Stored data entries
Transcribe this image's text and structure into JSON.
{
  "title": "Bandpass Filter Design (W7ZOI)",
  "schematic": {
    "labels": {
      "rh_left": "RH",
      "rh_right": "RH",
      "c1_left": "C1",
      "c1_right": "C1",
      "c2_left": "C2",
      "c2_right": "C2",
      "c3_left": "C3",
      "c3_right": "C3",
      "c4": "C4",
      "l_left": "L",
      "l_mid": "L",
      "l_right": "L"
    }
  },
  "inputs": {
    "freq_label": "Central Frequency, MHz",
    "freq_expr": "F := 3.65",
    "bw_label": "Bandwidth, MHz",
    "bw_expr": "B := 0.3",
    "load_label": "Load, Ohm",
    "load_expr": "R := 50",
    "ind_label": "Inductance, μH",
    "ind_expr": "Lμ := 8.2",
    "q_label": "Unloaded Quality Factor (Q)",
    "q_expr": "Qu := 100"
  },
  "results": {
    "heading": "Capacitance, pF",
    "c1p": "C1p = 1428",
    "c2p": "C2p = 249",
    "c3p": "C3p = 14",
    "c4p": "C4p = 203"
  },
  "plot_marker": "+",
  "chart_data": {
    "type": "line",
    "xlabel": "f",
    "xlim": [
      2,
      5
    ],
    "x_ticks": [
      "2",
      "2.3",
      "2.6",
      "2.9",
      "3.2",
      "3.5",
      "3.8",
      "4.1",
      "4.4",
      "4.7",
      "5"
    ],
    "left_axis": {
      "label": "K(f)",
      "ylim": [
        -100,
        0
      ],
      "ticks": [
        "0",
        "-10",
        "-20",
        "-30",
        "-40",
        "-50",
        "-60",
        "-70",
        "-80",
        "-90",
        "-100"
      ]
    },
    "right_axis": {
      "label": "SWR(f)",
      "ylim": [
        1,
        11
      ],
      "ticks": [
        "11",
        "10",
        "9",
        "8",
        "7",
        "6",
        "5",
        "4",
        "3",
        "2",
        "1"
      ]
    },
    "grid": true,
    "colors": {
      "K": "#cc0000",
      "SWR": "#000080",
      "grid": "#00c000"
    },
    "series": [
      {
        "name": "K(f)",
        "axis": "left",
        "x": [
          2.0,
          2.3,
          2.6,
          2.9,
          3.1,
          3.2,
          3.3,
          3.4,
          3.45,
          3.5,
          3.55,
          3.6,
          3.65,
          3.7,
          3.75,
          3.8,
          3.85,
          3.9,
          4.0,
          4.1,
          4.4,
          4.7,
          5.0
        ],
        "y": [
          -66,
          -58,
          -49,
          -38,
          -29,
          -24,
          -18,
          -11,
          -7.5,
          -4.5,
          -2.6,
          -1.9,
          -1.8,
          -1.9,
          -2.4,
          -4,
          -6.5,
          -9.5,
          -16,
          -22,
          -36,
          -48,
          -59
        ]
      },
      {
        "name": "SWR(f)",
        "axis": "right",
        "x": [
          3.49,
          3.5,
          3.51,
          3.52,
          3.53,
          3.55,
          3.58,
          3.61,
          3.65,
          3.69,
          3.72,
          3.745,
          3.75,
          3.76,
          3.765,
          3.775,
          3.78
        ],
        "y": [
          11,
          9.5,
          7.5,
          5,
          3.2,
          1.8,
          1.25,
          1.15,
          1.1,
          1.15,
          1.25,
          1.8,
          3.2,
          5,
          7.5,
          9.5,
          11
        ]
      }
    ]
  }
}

Task prompt: Reproduce the listing in full. Keep it exactly as written.

Solved exercise:
Transcribe this image's text and structure into JSON.
{
  "title": "Bandpass Filter Design (W7ZOI)",
  "schematic": {
    "labels": {
      "rh_left": "RH",
      "rh_right": "RH",
      "c1_left": "C1",
      "c1_right": "C1",
      "c2_left": "C2",
      "c2_right": "C2",
      "c3_left": "C3",
      "c3_right": "C3",
      "c4": "C4",
      "l_left": "L",
      "l_mid": "L",
      "l_right": "L"
    }
  },
  "inputs": {
    "freq_label": "Central Frequency, MHz",
    "freq_expr": "F := 3.65",
    "bw_label": "Bandwidth, MHz",
    "bw_expr": "B := 0.3",
    "load_label": "Load, Ohm",
    "load_expr": "R := 50",
    "ind_label": "Inductance, μH",
    "ind_expr": "Lμ := 8.2",
    "q_label": "Unloaded Quality Factor (Q)",
    "q_expr": "Qu := 100"
  },
  "results": {
    "heading": "Capacitance, pF",
    "c1p": "C1p = 1428",
    "c2p": "C2p = 249",
    "c3p": "C3p = 14",
    "c4p": "C4p = 203"
  },
  "plot_marker": "+",
  "chart_data": {
    "type": "line",
    "xlabel": "f",
    "xlim": [
      2,
      5
    ],
    "x_ticks": [
      "2",
      "2.3",
      "2.6",
      "2.9",
      "3.2",
      "3.5",
      "3.8",
      "4.1",
      "4.4",
      "4.7",
      "5"
    ],
    "left_axis": {
      "label": "K(f)",
      "ylim": [
        -100,
        0
      ],
      "ticks": [
        "0",
        "-10",
        "-20",
        "-30",
        "-40",
        "-50",
        "-60",
        "-70",
        "-80",
        "-90",
        "-100"
      ]
    },
    "right_axis": {
      "label": "SWR(f)",
      "ylim": [
        1,
        11
      ],
      "ticks": [
        "11",
        "10",
        "9",
        "8",
        "7",
        "6",
        "5",
        "4",
        "3",
        "2",
        "1"
      ]
    },
    "grid": true,
    "colors": {
      "K": "#cc0000",
      "SWR": "#000080",
      "grid": "#00c000"
    },
    "series": [
      {
        "name": "K(f)",
        "axis": "left",
        "x": [
          2.0,
          2.3,
          2.6,
          2.9,
          3.1,
          3.2,
          3.3,
          3.4,
          3.45,
          3.5,
          3.55,
          3.6,
          3.65,
          3.7,
          3.75,
          3.8,
          3.85,
          3.9,
          4.0,
          4.1,
          4.4,
          4.7,
          5.0
        ],
        "y": [
          -66,
          -58,
          -49,
          -38,
          -29,
          -24,
          -18,
          -11,
          -7.5,
          -4.5,
          -2.6,
          -1.9,
          -1.8,
          -1.9,
          -2.4,
          -4,
          -6.5,
          -9.5,
          -16,
          -22,
          -36,
          -48,
          -59
        ]
      },
      {
        "name": "SWR(f)",
        "axis": "right",
        "x": [
          3.49,
          3.5,
          3.51,
          3.52,
          3.53,
          3.55,
          3.58,
          3.61,
          3.65,
          3.69,
          3.72,
          3.745,
          3.75,
          3.76,
          3.765,
          3.775,
          3.78
        ],
        "y": [
          11,
          9.5,
          7.5,
          5,
          3.2,
          1.8,
          1.25,
          1.15,
          1.1,
          1.15,
          1.25,
          1.8,
          3.2,
          5,
          7.5,
          9.5,
          11
        ]
      }
    ]
  }
}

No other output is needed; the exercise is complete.